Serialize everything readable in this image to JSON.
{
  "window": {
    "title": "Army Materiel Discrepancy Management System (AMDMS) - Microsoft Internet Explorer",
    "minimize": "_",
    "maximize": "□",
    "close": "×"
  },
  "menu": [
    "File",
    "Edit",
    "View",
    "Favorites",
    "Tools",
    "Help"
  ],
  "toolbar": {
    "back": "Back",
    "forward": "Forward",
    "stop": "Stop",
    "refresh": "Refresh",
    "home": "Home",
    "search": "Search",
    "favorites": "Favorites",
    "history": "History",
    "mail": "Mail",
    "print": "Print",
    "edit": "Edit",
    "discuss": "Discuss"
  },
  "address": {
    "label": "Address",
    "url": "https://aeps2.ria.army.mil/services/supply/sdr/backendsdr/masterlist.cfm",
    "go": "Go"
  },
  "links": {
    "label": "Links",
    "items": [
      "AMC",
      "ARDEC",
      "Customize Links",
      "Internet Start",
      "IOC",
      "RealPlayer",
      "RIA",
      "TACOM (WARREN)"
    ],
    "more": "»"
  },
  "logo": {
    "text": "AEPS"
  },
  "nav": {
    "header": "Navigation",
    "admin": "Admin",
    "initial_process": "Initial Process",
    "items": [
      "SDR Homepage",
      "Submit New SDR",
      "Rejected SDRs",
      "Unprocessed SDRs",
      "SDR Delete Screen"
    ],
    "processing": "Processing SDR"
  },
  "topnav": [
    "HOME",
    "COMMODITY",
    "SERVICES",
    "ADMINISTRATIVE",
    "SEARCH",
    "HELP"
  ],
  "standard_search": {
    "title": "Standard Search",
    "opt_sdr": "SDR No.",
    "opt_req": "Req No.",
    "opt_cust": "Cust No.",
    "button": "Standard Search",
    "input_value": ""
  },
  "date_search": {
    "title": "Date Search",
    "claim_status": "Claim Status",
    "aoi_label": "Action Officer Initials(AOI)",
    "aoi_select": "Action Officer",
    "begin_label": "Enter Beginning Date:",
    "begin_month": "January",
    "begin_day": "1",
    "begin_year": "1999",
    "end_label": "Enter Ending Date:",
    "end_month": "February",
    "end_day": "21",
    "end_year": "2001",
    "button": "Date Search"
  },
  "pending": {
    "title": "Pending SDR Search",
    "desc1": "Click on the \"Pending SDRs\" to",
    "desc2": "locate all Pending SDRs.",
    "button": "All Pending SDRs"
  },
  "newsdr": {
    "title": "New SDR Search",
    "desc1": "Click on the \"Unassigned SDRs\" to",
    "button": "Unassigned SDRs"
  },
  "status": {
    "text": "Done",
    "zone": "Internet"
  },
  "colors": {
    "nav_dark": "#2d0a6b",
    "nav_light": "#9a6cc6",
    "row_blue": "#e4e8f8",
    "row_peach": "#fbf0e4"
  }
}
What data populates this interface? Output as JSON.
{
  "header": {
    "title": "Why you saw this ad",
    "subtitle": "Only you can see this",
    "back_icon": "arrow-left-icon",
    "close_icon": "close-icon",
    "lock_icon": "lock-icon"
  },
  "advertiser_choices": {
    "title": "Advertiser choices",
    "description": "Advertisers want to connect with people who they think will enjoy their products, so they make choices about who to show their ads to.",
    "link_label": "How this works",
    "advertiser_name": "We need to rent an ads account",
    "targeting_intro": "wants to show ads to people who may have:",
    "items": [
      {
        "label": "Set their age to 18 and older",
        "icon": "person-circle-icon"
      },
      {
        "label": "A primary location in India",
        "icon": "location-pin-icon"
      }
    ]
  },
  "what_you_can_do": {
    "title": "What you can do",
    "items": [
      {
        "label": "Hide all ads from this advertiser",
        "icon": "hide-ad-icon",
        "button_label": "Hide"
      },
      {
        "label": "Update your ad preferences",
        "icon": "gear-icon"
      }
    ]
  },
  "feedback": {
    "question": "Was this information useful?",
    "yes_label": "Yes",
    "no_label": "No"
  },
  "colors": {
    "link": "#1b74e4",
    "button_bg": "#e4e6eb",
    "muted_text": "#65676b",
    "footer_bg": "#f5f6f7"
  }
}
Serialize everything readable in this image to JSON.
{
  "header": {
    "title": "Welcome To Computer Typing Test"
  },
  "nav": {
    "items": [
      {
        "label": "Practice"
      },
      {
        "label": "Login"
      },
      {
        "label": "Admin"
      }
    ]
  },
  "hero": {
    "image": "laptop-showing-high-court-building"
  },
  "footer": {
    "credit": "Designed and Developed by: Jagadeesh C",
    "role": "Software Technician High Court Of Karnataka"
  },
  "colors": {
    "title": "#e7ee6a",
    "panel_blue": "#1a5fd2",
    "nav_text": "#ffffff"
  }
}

DIRECTIONS FOR THIS TASK: Show the lines of the records that contain the word "Officer".

SOLUTION FOR THIS PROBLEM:
    "aoi_label": "Action Officer Initials(AOI)",
    "aoi_select": "Action Officer",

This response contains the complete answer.